[Saved data entries]
====
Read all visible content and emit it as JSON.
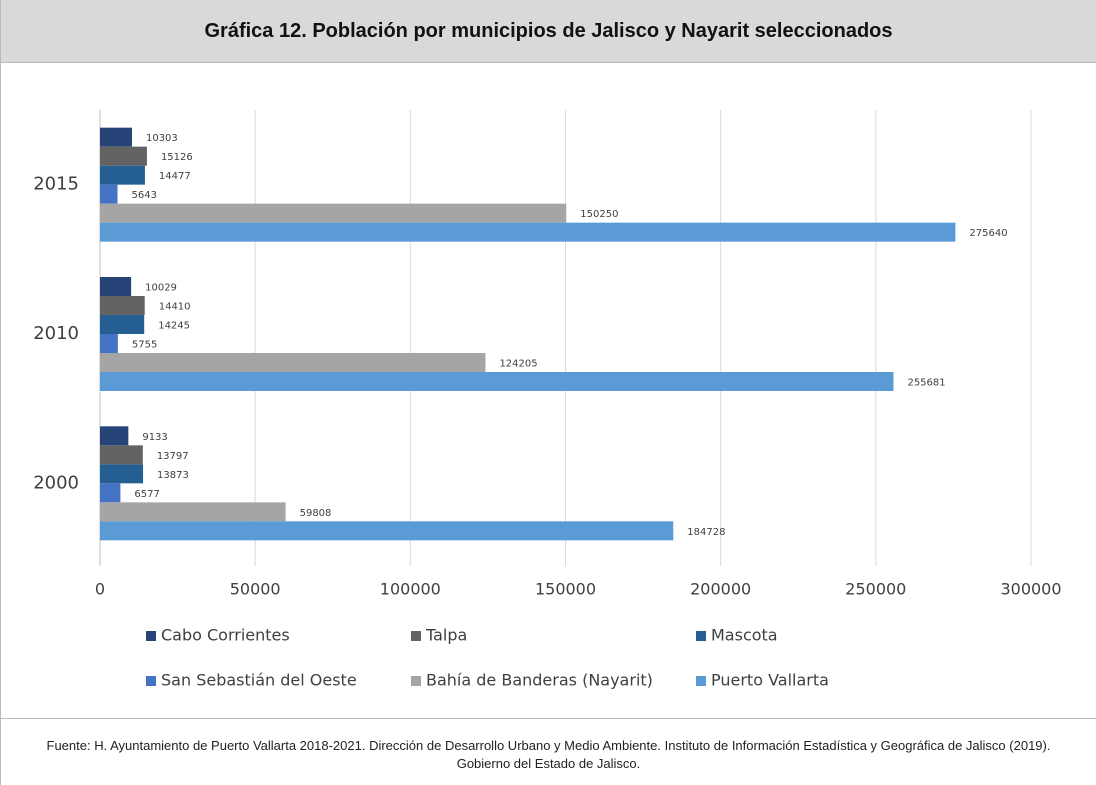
{
  "chart_data": {
    "type": "hbar",
    "title": "Gráfica 12. Población por municipios de Jalisco y Nayarit seleccionados",
    "categories": [
      "2000",
      "2010",
      "2015"
    ],
    "series": [
      {
        "name": "Cabo Corrientes",
        "color": "#264478",
        "values": [
          9133,
          10029,
          10303
        ]
      },
      {
        "name": "Talpa",
        "color": "#636363",
        "values": [
          13797,
          14410,
          15126
        ]
      },
      {
        "name": "Mascota",
        "color": "#255e91",
        "values": [
          13873,
          14245,
          14477
        ]
      },
      {
        "name": "San Sebastián del Oeste",
        "color": "#4472c4",
        "values": [
          6577,
          5755,
          5643
        ]
      },
      {
        "name": "Bahía de Banderas (Nayarit)",
        "color": "#a5a5a5",
        "values": [
          59808,
          124205,
          150250
        ]
      },
      {
        "name": "Puerto Vallarta",
        "color": "#5b9bd5",
        "values": [
          184728,
          255681,
          275640
        ]
      }
    ],
    "xlim": [
      0,
      300000
    ],
    "xticks": [
      0,
      50000,
      100000,
      150000,
      200000,
      250000,
      300000
    ],
    "grid": true,
    "legend": "bottom",
    "source": "Fuente: H. Ayuntamiento de Puerto Vallarta 2018-2021. Dirección de Desarrollo Urbano y Medio Ambiente. Instituto de Información Estadística y Geográfica de Jalisco (2019). Gobierno del Estado de Jalisco."
  }
}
====
**REQUEST:**
From the listing above, copy out each line where the word "name" appears.

**CORRECT ANSWER:**
        "name": "Cabo Corrientes",
        "name": "Talpa",
        "name": "Mascota",
        "name": "San Sebastián del Oeste",
        "name": "Bahía de Banderas (Nayarit)",
        "name": "Puerto Vallarta",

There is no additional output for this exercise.